━━ Records for the task
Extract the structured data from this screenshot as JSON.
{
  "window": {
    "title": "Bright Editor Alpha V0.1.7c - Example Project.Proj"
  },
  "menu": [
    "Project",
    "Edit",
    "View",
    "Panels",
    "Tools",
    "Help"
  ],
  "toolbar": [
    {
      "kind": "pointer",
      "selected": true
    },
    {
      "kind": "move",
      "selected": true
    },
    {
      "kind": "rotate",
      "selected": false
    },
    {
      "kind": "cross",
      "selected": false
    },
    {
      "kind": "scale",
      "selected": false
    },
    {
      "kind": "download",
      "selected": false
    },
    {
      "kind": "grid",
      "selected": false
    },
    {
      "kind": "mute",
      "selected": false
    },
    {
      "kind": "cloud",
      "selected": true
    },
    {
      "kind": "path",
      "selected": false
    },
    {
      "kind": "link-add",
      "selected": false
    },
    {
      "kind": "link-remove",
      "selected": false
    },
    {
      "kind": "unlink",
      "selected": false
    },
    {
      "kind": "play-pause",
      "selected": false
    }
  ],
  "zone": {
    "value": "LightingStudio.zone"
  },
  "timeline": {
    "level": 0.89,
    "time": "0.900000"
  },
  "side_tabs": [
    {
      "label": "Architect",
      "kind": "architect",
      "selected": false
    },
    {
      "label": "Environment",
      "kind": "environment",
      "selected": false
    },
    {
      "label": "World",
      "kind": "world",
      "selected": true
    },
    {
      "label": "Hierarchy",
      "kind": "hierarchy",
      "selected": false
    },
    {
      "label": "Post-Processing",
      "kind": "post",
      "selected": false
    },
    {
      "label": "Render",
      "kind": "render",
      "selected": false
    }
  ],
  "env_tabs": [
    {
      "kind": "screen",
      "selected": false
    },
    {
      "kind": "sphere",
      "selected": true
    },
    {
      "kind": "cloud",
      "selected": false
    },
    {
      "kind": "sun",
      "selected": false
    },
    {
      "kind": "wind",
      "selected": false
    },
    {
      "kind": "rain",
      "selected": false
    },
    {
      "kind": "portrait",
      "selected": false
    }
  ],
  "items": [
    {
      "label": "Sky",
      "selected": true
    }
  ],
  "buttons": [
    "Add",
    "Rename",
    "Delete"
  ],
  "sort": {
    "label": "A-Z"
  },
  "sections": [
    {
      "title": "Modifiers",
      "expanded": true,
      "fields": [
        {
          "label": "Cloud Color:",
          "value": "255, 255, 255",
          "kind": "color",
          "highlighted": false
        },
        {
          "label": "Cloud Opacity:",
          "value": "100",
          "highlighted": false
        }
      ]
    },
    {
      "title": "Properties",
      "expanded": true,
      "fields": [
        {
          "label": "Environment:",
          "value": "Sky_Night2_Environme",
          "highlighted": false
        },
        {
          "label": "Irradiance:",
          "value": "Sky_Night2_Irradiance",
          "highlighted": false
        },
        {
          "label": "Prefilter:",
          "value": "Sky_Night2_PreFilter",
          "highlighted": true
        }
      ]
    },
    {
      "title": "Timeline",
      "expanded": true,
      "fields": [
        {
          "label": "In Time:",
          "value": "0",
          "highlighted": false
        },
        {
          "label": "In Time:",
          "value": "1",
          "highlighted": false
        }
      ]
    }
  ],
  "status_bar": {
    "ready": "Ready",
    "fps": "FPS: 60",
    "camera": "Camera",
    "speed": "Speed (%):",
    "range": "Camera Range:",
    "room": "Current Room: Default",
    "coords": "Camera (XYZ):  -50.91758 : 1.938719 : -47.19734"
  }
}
━━━━
▸ **What is being asked**:
Reproduce each entry exactly, leaving out nothing.

▸ **Response**:
Extract the structured data from this screenshot as JSON.
{
  "window": {
    "title": "Bright Editor Alpha V0.1.7c - Example Project.Proj"
  },
  "menu": [
    "Project",
    "Edit",
    "View",
    "Panels",
    "Tools",
    "Help"
  ],
  "toolbar": [
    {
      "kind": "pointer",
      "selected": true
    },
    {
      "kind": "move",
      "selected": true
    },
    {
      "kind": "rotate",
      "selected": false
    },
    {
      "kind": "cross",
      "selected": false
    },
    {
      "kind": "scale",
      "selected": false
    },
    {
      "kind": "download",
      "selected": false
    },
    {
      "kind": "grid",
      "selected": false
    },
    {
      "kind": "mute",
      "selected": false
    },
    {
      "kind": "cloud",
      "selected": true
    },
    {
      "kind": "path",
      "selected": false
    },
    {
      "kind": "link-add",
      "selected": false
    },
    {
      "kind": "link-remove",
      "selected": false
    },
    {
      "kind": "unlink",
      "selected": false
    },
    {
      "kind": "play-pause",
      "selected": false
    }
  ],
  "zone": {
    "value": "LightingStudio.zone"
  },
  "timeline": {
    "level": 0.89,
    "time": "0.900000"
  },
  "side_tabs": [
    {
      "label": "Architect",
      "kind": "architect",
      "selected": false
    },
    {
      "label": "Environment",
      "kind": "environment",
      "selected": false
    },
    {
      "label": "World",
      "kind": "world",
      "selected": true
    },
    {
      "label": "Hierarchy",
      "kind": "hierarchy",
      "selected": false
    },
    {
      "label": "Post-Processing",
      "kind": "post",
      "selected": false
    },
    {
      "label": "Render",
      "kind": "render",
      "selected": false
    }
  ],
  "env_tabs": [
    {
      "kind": "screen",
      "selected": false
    },
    {
      "kind": "sphere",
      "selected": true
    },
    {
      "kind": "cloud",
      "selected": false
    },
    {
      "kind": "sun",
      "selected": false
    },
    {
      "kind": "wind",
      "selected": false
    },
    {
      "kind": "rain",
      "selected": false
    },
    {
      "kind": "portrait",
      "selected": false
    }
  ],
  "items": [
    {
      "label": "Sky",
      "selected": true
    }
  ],
  "buttons": [
    "Add",
    "Rename",
    "Delete"
  ],
  "sort": {
    "label": "A-Z"
  },
  "sections": [
    {
      "title": "Modifiers",
      "expanded": true,
      "fields": [
        {
          "label": "Cloud Color:",
          "value": "255, 255, 255",
          "kind": "color",
          "highlighted": false
        },
        {
          "label": "Cloud Opacity:",
          "value": "100",
          "highlighted": false
        }
      ]
    },
    {
      "title": "Properties",
      "expanded": true,
      "fields": [
        {
          "label": "Environment:",
          "value": "Sky_Night2_Environme",
          "highlighted": false
        },
        {
          "label": "Irradiance:",
          "value": "Sky_Night2_Irradiance",
          "highlighted": false
        },
        {
          "label": "Prefilter:",
          "value": "Sky_Night2_PreFilter",
          "highlighted": true
        }
      ]
    },
    {
      "title": "Timeline",
      "expanded": true,
      "fields": [
        {
          "label": "In Time:",
          "value": "0",
          "highlighted": false
        },
        {
          "label": "In Time:",
          "value": "1",
          "highlighted": false
        }
      ]
    }
  ],
  "status_bar": {
    "ready": "Ready",
    "fps": "FPS: 60",
    "camera": "Camera",
    "speed": "Speed (%):",
    "range": "Camera Range:",
    "room": "Current Room: Default",
    "coords": "Camera (XYZ):  -50.91758 : 1.938719 : -47.19734"
  }
}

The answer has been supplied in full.